Each line that follows should be printed again exactly as it stands.

- - - -

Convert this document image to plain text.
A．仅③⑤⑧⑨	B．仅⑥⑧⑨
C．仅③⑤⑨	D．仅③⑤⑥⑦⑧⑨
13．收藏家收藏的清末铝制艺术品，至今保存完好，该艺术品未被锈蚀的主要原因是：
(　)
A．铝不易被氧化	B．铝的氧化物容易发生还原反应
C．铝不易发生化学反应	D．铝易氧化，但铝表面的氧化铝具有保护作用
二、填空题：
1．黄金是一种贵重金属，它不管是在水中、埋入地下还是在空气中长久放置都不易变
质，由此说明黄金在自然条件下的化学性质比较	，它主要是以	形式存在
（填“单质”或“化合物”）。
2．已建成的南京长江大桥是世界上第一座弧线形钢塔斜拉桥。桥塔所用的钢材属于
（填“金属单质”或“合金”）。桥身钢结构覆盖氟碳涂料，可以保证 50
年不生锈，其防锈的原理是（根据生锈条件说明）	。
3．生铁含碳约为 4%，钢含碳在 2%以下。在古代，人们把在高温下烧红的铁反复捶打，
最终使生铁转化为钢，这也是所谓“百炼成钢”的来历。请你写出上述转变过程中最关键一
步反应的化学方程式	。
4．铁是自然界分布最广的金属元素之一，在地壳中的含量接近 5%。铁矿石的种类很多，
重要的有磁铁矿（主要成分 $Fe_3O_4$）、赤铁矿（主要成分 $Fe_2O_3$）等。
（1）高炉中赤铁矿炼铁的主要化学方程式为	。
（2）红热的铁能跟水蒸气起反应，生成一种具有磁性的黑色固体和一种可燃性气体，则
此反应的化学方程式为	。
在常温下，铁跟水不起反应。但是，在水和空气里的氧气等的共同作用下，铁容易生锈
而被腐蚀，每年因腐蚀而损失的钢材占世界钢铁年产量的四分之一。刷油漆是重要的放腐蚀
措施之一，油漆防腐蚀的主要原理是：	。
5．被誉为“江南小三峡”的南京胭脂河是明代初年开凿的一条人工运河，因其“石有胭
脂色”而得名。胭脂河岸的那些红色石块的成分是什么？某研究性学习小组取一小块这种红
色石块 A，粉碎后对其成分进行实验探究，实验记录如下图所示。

- - - -

◆ Answer ◆
Convert this document image to plain text.
A．仅③⑤⑧⑨	B．仅⑥⑧⑨
C．仅③⑤⑨	D．仅③⑤⑥⑦⑧⑨
13．收藏家收藏的清末铝制艺术品，至今保存完好，该艺术品未被锈蚀的主要原因是：
(　)
A．铝不易被氧化	B．铝的氧化物容易发生还原反应
C．铝不易发生化学反应	D．铝易氧化，但铝表面的氧化铝具有保护作用
二、填空题：
1．黄金是一种贵重金属，它不管是在水中、埋入地下还是在空气中长久放置都不易变
质，由此说明黄金在自然条件下的化学性质比较	，它主要是以	形式存在
（填“单质”或“化合物”）。
2．已建成的南京长江大桥是世界上第一座弧线形钢塔斜拉桥。桥塔所用的钢材属于
（填“金属单质”或“合金”）。桥身钢结构覆盖氟碳涂料，可以保证 50
年不生锈，其防锈的原理是（根据生锈条件说明）	。
3．生铁含碳约为 4%，钢含碳在 2%以下。在古代，人们把在高温下烧红的铁反复捶打，
最终使生铁转化为钢，这也是所谓“百炼成钢”的来历。请你写出上述转变过程中最关键一
步反应的化学方程式	。
4．铁是自然界分布最广的金属元素之一，在地壳中的含量接近 5%。铁矿石的种类很多，
重要的有磁铁矿（主要成分 $Fe_3O_4$）、赤铁矿（主要成分 $Fe_2O_3$）等。
（1）高炉中赤铁矿炼铁的主要化学方程式为	。
（2）红热的铁能跟水蒸气起反应，生成一种具有磁性的黑色固体和一种可燃性气体，则
此反应的化学方程式为	。
在常温下，铁跟水不起反应。但是，在水和空气里的氧气等的共同作用下，铁容易生锈
而被腐蚀，每年因腐蚀而损失的钢材占世界钢铁年产量的四分之一。刷油漆是重要的放腐蚀
措施之一，油漆防腐蚀的主要原理是：	。
5．被誉为“江南小三峡”的南京胭脂河是明代初年开凿的一条人工运河，因其“石有胭
脂色”而得名。胭脂河岸的那些红色石块的成分是什么？某研究性学习小组取一小块这种红
色石块 A，粉碎后对其成分进行实验探究，实验记录如下图所示。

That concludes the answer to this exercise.